## What needs to be done
The records below must be retyped exactly.

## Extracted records

(begin)

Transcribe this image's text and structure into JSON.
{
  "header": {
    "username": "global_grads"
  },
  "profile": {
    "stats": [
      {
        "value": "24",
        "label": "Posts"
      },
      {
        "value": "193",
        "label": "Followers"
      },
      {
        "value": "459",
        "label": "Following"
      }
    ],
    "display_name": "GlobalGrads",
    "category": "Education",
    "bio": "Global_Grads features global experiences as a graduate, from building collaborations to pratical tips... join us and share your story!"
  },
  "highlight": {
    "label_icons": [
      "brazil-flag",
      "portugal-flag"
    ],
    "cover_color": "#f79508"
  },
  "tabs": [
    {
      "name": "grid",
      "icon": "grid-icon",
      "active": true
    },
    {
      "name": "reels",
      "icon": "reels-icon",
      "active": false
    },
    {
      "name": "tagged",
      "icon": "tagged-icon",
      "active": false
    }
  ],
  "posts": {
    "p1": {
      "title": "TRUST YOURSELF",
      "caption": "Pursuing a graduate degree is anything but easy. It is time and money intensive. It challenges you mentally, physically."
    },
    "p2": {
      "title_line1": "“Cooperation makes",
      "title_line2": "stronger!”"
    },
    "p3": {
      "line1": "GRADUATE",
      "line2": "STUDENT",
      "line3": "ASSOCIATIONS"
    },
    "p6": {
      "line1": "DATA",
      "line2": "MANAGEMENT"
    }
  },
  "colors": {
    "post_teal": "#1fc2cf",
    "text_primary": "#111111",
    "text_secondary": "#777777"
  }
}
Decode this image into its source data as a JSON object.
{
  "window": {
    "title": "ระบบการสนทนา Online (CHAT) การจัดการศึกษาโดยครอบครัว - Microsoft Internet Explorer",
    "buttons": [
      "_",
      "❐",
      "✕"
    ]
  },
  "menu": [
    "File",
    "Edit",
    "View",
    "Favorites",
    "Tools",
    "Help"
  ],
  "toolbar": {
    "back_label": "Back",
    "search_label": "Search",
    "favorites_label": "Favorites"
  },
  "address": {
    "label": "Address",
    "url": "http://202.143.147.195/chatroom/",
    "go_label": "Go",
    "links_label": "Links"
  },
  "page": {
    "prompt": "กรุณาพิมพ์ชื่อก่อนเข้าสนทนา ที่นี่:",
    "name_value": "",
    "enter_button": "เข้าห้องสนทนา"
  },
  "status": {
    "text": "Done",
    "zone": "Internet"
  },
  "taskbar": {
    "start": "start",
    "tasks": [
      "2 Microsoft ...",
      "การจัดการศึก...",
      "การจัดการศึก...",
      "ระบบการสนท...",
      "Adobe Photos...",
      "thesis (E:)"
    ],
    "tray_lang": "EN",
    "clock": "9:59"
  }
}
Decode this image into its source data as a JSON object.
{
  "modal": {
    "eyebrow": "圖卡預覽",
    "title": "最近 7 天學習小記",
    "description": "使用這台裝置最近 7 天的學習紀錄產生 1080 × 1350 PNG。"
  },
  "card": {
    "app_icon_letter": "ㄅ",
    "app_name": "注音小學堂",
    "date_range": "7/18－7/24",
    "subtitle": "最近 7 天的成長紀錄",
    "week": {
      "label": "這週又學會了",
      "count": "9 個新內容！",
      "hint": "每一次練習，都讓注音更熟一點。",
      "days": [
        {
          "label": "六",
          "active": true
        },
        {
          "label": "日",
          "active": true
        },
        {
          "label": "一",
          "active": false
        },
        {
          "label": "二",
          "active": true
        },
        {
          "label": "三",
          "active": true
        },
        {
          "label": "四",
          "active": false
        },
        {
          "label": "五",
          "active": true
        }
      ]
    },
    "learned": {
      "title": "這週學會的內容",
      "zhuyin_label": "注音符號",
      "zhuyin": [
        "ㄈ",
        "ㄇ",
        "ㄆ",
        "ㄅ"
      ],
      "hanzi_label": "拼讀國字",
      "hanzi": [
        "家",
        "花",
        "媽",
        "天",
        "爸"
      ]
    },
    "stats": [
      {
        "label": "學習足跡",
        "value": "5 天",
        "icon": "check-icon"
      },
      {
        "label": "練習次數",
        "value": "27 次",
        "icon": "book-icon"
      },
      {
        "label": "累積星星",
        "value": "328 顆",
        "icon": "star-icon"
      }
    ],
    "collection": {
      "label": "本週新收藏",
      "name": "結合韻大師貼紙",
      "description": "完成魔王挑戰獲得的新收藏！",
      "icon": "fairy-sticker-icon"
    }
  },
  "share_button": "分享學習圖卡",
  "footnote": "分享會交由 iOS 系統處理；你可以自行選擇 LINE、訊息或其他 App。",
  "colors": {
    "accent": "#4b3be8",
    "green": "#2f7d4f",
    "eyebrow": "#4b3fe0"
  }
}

(end)

## Solution for this task
Transcribe this image's text and structure into JSON.
{
  "header": {
    "username": "global_grads"
  },
  "profile": {
    "stats": [
      {
        "value": "24",
        "label": "Posts"
      },
      {
        "value": "193",
        "label": "Followers"
      },
      {
        "value": "459",
        "label": "Following"
      }
    ],
    "display_name": "GlobalGrads",
    "category": "Education",
    "bio": "Global_Grads features global experiences as a graduate, from building collaborations to pratical tips... join us and share your story!"
  },
  "highlight": {
    "label_icons": [
      "brazil-flag",
      "portugal-flag"
    ],
    "cover_color": "#f79508"
  },
  "tabs": [
    {
      "name": "grid",
      "icon": "grid-icon",
      "active": true
    },
    {
      "name": "reels",
      "icon": "reels-icon",
      "active": false
    },
    {
      "name": "tagged",
      "icon": "tagged-icon",
      "active": false
    }
  ],
  "posts": {
    "p1": {
      "title": "TRUST YOURSELF",
      "caption": "Pursuing a graduate degree is anything but easy. It is time and money intensive. It challenges you mentally, physically."
    },
    "p2": {
      "title_line1": "“Cooperation makes",
      "title_line2": "stronger!”"
    },
    "p3": {
      "line1": "GRADUATE",
      "line2": "STUDENT",
      "line3": "ASSOCIATIONS"
    },
    "p6": {
      "line1": "DATA",
      "line2": "MANAGEMENT"
    }
  },
  "colors": {
    "post_teal": "#1fc2cf",
    "text_primary": "#111111",
    "text_secondary": "#777777"
  }
}
Decode this image into its source data as a JSON object.
{
  "window": {
    "title": "ระบบการสนทนา Online (CHAT) การจัดการศึกษาโดยครอบครัว - Microsoft Internet Explorer",
    "buttons": [
      "_",
      "❐",
      "✕"
    ]
  },
  "menu": [
    "File",
    "Edit",
    "View",
    "Favorites",
    "Tools",
    "Help"
  ],
  "toolbar": {
    "back_label": "Back",
    "search_label": "Search",
    "favorites_label": "Favorites"
  },
  "address": {
    "label": "Address",
    "url": "http://202.143.147.195/chatroom/",
    "go_label": "Go",
    "links_label": "Links"
  },
  "page": {
    "prompt": "กรุณาพิมพ์ชื่อก่อนเข้าสนทนา ที่นี่:",
    "name_value": "",
    "enter_button": "เข้าห้องสนทนา"
  },
  "status": {
    "text": "Done",
    "zone": "Internet"
  },
  "taskbar": {
    "start": "start",
    "tasks": [
      "2 Microsoft ...",
      "การจัดการศึก...",
      "การจัดการศึก...",
      "ระบบการสนท...",
      "Adobe Photos...",
      "thesis (E:)"
    ],
    "tray_lang": "EN",
    "clock": "9:59"
  }
}
Decode this image into its source data as a JSON object.
{
  "modal": {
    "eyebrow": "圖卡預覽",
    "title": "最近 7 天學習小記",
    "description": "使用這台裝置最近 7 天的學習紀錄產生 1080 × 1350 PNG。"
  },
  "card": {
    "app_icon_letter": "ㄅ",
    "app_name": "注音小學堂",
    "date_range": "7/18－7/24",
    "subtitle": "最近 7 天的成長紀錄",
    "week": {
      "label": "這週又學會了",
      "count": "9 個新內容！",
      "hint": "每一次練習，都讓注音更熟一點。",
      "days": [
        {
          "label": "六",
          "active": true
        },
        {
          "label": "日",
          "active": true
        },
        {
          "label": "一",
          "active": false
        },
        {
          "label": "二",
          "active": true
        },
        {
          "label": "三",
          "active": true
        },
        {
          "label": "四",
          "active": false
        },
        {
          "label": "五",
          "active": true
        }
      ]
    },
    "learned": {
      "title": "這週學會的內容",
      "zhuyin_label": "注音符號",
      "zhuyin": [
        "ㄈ",
        "ㄇ",
        "ㄆ",
        "ㄅ"
      ],
      "hanzi_label": "拼讀國字",
      "hanzi": [
        "家",
        "花",
        "媽",
        "天",
        "爸"
      ]
    },
    "stats": [
      {
        "label": "學習足跡",
        "value": "5 天",
        "icon": "check-icon"
      },
      {
        "label": "練習次數",
        "value": "27 次",
        "icon": "book-icon"
      },
      {
        "label": "累積星星",
        "value": "328 顆",
        "icon": "star-icon"
      }
    ],
    "collection": {
      "label": "本週新收藏",
      "name": "結合韻大師貼紙",
      "description": "完成魔王挑戰獲得的新收藏！",
      "icon": "fairy-sticker-icon"
    }
  },
  "share_button": "分享學習圖卡",
  "footnote": "分享會交由 iOS 系統處理；你可以自行選擇 LINE、訊息或其他 App。",
  "colors": {
    "accent": "#4b3be8",
    "green": "#2f7d4f",
    "eyebrow": "#4b3fe0"
  }
}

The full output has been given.